**Available records**

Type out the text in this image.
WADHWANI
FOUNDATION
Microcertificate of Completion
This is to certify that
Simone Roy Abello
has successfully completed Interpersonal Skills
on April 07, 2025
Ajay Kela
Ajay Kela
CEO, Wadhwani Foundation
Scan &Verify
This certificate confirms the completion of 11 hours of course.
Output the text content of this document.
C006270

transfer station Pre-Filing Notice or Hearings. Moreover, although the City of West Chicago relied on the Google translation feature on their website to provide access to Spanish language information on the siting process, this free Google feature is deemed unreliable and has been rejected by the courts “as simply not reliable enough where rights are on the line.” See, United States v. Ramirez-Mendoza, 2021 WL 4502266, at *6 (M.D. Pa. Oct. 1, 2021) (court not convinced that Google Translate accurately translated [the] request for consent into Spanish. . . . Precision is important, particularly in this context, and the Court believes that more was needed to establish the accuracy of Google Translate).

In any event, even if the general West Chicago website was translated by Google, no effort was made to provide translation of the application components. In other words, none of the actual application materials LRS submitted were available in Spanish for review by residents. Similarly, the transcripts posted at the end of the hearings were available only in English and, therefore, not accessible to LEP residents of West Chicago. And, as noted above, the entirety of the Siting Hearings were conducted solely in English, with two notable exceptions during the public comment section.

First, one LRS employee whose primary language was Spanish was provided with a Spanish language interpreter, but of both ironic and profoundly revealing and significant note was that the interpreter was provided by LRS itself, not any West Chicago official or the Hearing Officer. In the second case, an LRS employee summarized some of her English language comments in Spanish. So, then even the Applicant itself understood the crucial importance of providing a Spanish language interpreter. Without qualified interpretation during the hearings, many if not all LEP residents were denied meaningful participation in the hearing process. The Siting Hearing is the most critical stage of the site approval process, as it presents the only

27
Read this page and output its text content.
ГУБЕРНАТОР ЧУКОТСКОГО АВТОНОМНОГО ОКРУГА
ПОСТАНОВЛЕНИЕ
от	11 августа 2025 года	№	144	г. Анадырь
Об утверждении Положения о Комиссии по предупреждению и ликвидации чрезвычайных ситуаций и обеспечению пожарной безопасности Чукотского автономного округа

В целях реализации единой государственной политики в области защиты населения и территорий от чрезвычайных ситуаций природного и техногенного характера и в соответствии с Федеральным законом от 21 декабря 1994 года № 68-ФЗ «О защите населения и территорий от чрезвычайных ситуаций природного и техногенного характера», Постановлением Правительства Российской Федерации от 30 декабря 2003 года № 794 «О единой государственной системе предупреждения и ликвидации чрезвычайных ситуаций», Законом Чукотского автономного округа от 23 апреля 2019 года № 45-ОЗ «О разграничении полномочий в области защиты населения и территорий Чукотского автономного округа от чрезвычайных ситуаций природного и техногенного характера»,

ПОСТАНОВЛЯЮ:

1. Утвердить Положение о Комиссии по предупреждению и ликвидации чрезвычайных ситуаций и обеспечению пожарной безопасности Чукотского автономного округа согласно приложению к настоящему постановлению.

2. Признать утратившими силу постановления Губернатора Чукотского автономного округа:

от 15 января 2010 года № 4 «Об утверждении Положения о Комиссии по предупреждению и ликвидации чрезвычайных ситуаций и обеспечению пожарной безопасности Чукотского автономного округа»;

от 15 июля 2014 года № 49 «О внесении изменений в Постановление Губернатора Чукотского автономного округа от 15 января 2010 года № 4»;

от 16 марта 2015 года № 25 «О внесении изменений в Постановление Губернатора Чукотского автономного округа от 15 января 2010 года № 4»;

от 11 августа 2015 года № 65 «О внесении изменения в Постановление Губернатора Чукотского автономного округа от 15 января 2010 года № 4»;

**Job**
Pull out all lines from the entries above that include the word "внесении".

**Solution**
от 15 июля 2014 года № 49 «О внесении изменений в Постановление Губернатора Чукотского автономного округа от 15 января 2010 года № 4»;
от 16 марта 2015 года № 25 «О внесении изменений в Постановление Губернатора Чукотского автономного округа от 15 января 2010 года № 4»;
от 11 августа 2015 года № 65 «О внесении изменения в Постановление Губернатора Чукотского автономного округа от 15 января 2010 года № 4»;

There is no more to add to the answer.